━━━ THE RECORDS ━━━
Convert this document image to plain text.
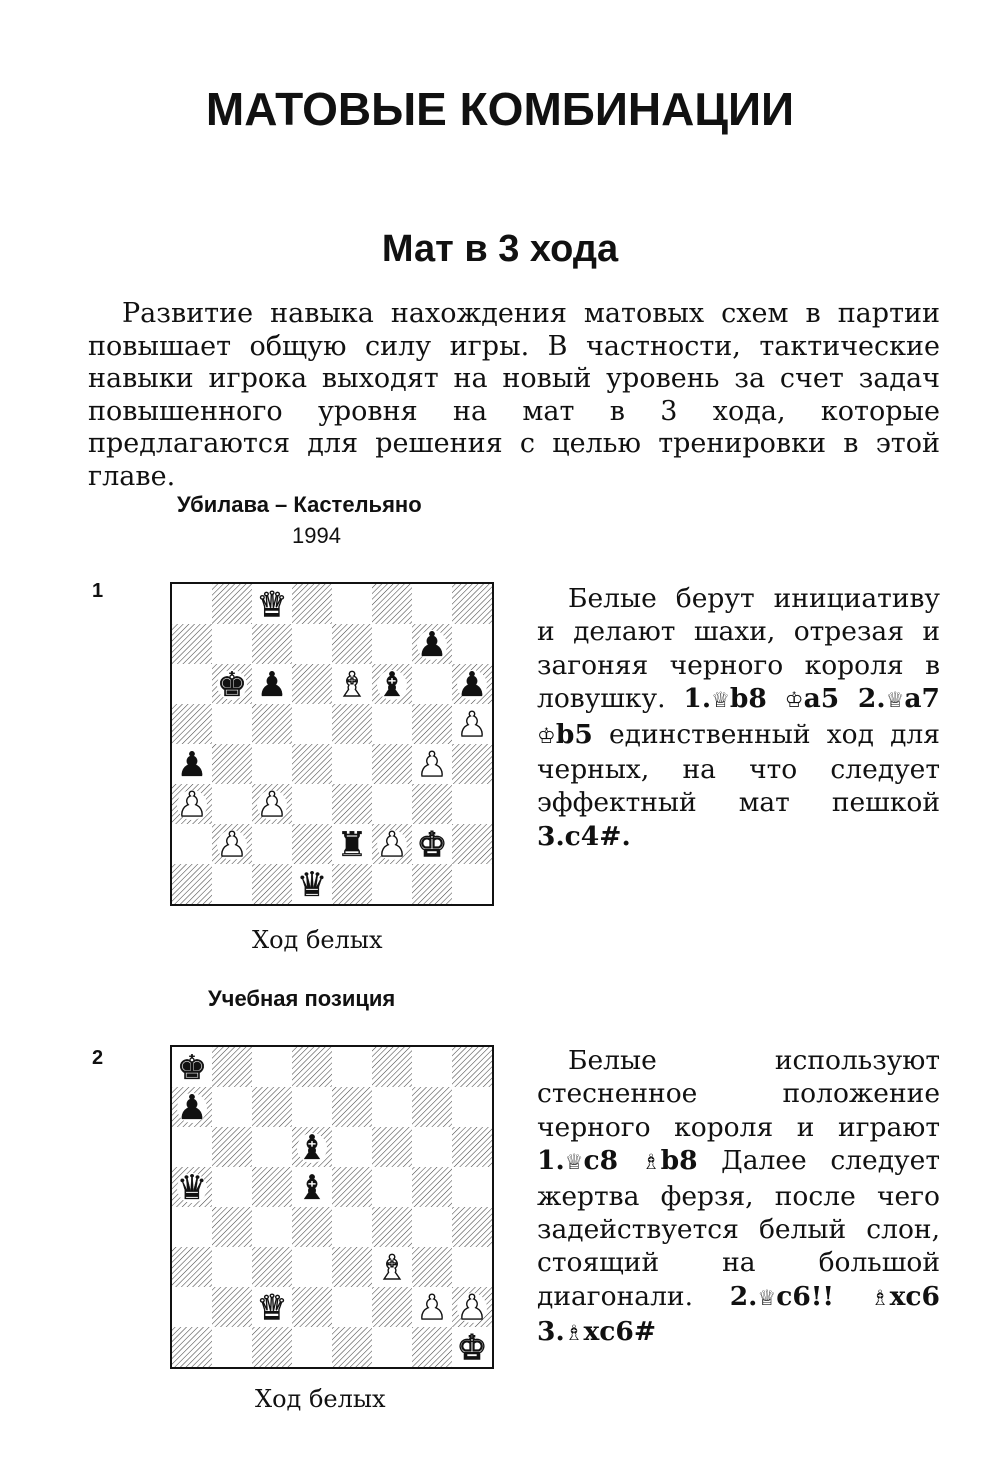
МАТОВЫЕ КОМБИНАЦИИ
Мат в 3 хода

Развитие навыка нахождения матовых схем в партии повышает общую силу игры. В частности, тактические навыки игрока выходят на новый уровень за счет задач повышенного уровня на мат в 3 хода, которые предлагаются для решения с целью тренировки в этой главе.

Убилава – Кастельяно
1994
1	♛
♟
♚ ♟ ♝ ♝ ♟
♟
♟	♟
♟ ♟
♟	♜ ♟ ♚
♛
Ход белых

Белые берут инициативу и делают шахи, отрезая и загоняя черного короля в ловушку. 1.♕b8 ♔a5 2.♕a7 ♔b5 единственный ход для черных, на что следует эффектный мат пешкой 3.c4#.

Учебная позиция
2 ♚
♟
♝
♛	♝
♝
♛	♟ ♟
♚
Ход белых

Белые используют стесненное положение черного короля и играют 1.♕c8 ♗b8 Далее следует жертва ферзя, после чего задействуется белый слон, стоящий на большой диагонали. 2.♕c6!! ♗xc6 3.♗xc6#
━━━
━━━ THE RECORDS ━━━
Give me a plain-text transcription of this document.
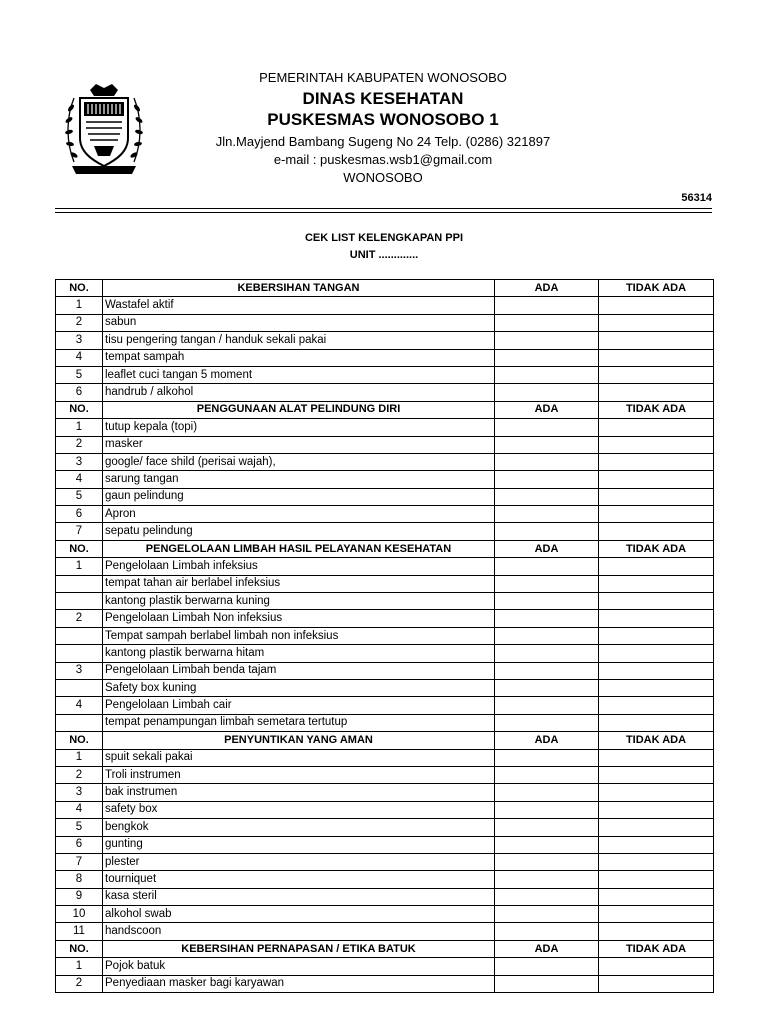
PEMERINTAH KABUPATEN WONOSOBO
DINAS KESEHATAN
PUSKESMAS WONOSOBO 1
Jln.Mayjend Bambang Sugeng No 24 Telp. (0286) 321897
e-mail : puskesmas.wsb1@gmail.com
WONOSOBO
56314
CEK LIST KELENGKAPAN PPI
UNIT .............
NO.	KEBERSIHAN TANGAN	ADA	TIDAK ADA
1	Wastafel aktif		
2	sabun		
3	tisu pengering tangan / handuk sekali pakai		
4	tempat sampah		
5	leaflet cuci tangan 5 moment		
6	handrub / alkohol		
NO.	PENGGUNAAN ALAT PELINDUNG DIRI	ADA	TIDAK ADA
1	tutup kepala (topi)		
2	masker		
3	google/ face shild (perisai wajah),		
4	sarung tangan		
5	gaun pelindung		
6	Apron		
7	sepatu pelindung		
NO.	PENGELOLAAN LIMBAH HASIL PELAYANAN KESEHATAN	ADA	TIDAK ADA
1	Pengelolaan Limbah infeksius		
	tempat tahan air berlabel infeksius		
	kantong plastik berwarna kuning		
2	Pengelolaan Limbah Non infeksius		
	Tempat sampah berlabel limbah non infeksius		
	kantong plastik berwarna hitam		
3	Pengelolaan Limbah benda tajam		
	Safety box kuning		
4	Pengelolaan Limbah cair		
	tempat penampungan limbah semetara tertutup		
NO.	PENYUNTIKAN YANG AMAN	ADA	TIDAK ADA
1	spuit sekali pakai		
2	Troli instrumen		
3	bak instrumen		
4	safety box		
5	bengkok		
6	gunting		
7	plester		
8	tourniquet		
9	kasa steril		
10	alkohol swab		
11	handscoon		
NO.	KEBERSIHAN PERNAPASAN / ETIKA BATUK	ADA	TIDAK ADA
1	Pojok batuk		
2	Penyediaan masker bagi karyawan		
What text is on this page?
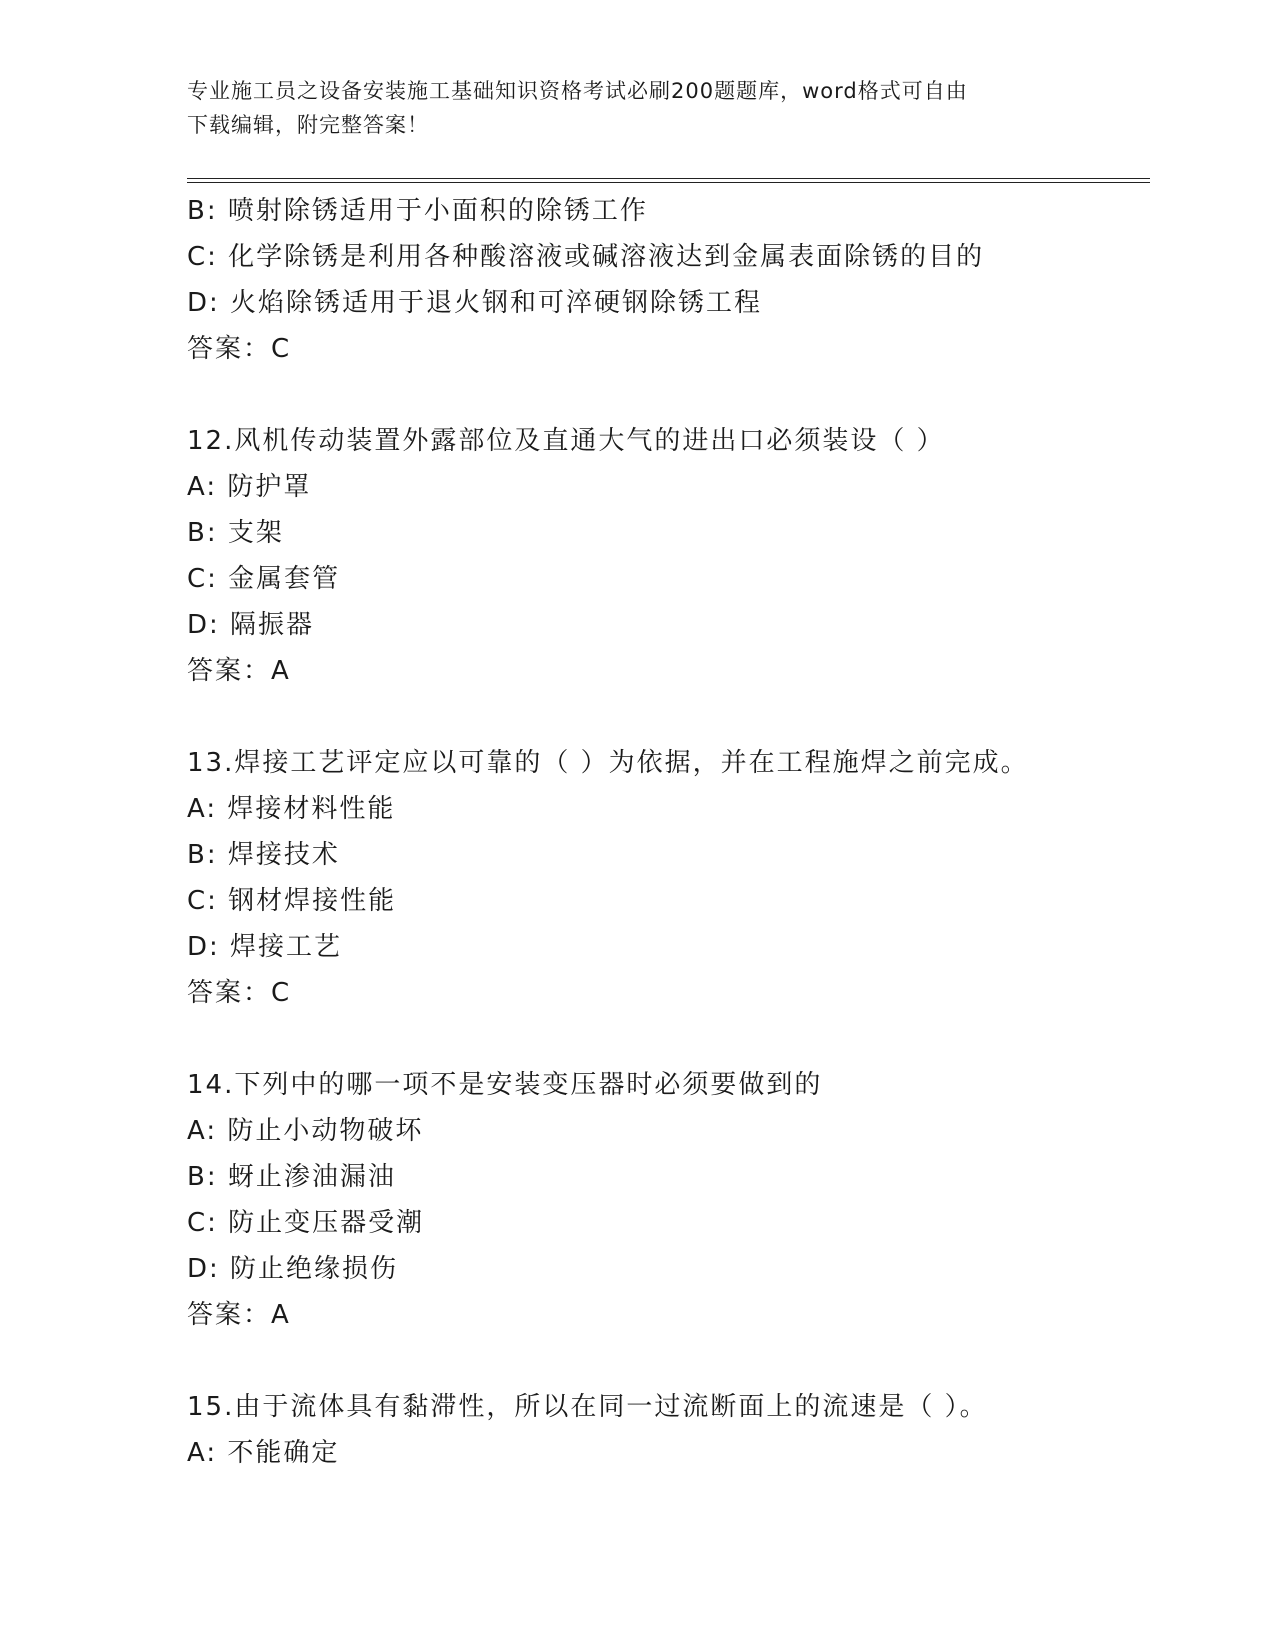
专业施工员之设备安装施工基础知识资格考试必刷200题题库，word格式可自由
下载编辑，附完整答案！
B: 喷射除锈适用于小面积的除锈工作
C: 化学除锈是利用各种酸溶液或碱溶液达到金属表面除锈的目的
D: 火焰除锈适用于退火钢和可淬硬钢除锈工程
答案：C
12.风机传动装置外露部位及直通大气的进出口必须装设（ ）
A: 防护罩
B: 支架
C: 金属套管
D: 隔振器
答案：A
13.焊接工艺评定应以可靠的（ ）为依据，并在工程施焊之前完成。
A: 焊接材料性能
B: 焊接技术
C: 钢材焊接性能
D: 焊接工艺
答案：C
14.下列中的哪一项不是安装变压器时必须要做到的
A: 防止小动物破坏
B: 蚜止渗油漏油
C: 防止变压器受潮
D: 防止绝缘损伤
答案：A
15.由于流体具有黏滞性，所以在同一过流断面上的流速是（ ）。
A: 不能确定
━━━
SET TASK: Scan the records above for the string "kantong", then report every line that contains it.

ANSWER TO THIS EXERCISE:
	kantong plastik berwarna kuning		
	kantong plastik berwarna hitam		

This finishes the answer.